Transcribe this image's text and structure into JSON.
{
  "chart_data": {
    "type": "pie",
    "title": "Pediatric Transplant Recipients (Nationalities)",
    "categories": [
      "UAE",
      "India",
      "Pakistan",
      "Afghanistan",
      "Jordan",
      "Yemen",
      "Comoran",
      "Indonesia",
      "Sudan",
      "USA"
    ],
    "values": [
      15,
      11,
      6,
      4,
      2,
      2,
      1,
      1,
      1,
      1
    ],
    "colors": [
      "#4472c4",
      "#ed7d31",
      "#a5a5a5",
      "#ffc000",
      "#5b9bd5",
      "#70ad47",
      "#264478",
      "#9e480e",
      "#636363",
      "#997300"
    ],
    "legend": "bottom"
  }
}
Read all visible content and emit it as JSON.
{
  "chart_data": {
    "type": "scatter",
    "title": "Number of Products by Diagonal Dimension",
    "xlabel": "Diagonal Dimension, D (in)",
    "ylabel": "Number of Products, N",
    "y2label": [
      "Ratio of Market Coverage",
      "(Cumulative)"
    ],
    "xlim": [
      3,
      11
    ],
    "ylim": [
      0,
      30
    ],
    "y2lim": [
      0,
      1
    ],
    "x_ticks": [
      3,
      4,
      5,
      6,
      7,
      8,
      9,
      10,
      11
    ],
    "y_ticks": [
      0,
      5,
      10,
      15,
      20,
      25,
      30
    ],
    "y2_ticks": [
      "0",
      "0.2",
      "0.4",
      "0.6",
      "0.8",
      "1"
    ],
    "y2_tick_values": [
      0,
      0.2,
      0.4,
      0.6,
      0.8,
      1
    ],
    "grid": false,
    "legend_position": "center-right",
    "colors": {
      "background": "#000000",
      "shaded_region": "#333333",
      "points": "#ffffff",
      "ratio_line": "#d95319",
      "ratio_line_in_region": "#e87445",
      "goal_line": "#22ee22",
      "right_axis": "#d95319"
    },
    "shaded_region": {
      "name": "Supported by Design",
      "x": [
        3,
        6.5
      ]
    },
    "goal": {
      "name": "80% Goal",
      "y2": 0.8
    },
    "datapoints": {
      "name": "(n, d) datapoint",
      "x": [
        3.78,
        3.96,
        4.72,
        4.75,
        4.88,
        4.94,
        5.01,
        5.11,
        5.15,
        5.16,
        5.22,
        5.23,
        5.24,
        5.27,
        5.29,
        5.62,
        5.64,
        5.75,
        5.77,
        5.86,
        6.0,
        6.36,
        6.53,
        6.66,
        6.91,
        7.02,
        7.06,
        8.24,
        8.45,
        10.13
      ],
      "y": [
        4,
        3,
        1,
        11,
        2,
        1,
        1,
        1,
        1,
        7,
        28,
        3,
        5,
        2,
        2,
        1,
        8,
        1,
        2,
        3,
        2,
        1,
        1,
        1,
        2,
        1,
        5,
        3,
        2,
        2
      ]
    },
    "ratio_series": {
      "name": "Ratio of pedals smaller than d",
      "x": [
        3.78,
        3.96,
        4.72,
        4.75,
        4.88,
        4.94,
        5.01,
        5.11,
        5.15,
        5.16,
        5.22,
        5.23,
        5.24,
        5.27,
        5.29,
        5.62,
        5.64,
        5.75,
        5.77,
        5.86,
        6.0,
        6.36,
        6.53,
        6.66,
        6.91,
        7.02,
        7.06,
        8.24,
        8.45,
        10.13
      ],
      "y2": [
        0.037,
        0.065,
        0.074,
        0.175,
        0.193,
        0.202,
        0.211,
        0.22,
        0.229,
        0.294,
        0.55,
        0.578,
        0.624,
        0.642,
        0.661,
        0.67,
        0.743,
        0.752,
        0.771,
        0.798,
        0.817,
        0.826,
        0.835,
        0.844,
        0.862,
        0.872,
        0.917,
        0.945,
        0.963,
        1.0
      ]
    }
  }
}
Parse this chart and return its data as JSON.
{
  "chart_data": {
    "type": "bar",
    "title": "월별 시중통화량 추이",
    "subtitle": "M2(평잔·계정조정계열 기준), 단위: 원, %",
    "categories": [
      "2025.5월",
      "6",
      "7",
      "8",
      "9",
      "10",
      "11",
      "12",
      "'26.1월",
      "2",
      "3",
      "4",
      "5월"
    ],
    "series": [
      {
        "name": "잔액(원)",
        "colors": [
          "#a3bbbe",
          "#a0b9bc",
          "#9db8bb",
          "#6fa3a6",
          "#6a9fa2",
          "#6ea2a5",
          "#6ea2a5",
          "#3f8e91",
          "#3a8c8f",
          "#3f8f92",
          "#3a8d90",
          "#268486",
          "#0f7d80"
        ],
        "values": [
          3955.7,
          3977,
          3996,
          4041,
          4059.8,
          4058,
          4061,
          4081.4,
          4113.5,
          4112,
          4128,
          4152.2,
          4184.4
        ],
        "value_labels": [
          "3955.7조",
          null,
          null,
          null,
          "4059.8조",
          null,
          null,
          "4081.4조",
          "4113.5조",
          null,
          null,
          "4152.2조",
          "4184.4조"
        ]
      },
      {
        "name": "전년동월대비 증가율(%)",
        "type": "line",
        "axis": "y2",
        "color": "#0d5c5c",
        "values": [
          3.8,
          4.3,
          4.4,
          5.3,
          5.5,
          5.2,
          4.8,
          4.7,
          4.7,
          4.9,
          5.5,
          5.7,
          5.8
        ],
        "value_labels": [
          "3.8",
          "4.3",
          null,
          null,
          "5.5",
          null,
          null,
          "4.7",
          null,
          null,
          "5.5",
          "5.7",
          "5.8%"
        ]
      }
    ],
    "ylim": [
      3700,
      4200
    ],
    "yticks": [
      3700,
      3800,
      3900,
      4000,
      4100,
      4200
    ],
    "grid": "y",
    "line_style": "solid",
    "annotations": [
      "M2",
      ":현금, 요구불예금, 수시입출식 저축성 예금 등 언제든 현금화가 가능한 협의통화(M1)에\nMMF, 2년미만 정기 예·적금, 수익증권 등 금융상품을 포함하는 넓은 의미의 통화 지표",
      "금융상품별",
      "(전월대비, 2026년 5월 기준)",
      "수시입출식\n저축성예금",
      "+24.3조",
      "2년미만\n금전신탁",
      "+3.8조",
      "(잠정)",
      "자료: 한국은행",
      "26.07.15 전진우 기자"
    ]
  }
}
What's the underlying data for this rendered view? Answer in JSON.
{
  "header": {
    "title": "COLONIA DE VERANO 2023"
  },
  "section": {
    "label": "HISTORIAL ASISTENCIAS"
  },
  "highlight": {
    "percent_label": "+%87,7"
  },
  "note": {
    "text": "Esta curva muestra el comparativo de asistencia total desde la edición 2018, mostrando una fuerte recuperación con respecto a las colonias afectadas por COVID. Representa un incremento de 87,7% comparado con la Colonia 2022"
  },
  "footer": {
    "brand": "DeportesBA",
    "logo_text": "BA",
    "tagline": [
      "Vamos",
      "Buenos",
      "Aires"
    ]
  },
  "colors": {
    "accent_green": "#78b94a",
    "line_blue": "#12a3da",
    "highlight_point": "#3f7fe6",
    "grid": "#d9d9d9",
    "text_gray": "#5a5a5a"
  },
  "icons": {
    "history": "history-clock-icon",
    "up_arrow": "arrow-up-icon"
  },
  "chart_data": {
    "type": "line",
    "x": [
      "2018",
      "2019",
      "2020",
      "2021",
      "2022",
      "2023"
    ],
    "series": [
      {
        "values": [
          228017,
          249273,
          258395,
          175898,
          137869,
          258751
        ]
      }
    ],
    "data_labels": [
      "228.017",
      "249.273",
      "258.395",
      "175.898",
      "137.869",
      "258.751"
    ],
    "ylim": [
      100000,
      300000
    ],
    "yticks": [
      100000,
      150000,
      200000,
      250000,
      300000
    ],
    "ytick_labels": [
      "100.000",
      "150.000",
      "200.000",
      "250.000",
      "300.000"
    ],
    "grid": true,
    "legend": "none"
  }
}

—————

Requirements:
Pull out each line of the entries that contains "JSON".

Full output:
Transcribe this image's text and structure into JSON.
Read all visible content and emit it as JSON.
Parse this chart and return its data as JSON.
What's the underlying data for this rendered view? Answer in JSON.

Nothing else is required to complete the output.